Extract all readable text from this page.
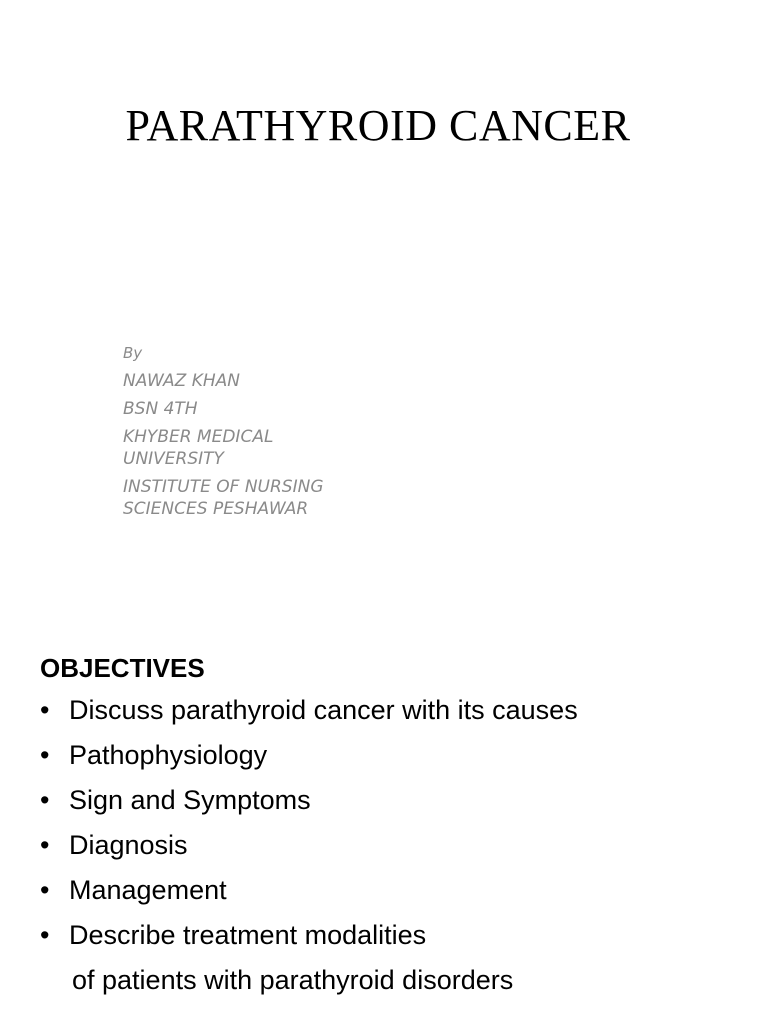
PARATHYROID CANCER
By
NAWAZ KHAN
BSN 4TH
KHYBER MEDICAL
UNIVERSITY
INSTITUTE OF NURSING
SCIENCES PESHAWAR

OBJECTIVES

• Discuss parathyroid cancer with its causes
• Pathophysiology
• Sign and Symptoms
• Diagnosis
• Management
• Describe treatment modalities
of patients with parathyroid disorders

* * *

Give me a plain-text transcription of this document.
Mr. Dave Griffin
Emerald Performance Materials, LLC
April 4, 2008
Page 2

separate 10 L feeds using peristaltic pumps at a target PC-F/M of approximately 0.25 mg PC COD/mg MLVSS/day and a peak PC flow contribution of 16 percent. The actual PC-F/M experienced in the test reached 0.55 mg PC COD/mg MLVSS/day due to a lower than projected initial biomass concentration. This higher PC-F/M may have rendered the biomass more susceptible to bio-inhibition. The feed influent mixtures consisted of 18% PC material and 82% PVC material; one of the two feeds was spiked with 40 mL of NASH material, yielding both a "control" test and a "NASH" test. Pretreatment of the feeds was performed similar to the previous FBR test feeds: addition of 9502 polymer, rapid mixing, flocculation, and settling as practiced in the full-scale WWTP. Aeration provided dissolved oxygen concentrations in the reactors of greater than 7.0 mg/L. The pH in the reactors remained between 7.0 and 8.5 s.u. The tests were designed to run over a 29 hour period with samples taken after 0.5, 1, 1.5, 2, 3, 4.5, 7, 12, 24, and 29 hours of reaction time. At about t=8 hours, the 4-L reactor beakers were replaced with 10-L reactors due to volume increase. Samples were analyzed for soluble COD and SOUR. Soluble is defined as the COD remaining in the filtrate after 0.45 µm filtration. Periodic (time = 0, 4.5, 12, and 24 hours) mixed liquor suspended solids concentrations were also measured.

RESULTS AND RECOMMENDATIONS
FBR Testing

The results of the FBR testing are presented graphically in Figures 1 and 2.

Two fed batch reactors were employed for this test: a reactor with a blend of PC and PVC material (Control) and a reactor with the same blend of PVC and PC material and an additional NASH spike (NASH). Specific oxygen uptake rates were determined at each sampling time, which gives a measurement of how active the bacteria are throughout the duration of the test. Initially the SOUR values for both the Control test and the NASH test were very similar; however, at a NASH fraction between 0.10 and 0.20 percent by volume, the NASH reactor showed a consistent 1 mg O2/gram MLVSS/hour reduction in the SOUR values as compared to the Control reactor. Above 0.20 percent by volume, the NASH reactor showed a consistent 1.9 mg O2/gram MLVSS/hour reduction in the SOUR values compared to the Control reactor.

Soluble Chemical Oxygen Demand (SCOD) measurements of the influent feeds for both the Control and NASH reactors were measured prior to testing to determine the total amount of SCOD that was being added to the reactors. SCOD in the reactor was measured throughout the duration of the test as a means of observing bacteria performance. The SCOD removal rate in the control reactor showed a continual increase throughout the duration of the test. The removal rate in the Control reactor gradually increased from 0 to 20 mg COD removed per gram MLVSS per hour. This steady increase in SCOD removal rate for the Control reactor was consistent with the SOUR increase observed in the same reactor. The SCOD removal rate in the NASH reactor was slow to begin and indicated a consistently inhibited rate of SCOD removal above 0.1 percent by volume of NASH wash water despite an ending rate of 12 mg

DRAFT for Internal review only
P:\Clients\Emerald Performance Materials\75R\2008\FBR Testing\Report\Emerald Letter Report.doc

*Your assignment*
Which lines hold the word "Emerald"? Copy each of them from the records.

*Response for this exercise*
Emerald Performance Materials, LLC
P:\Clients\Emerald Performance Materials\75R\2008\FBR Testing\Report\Emerald Letter Report.doc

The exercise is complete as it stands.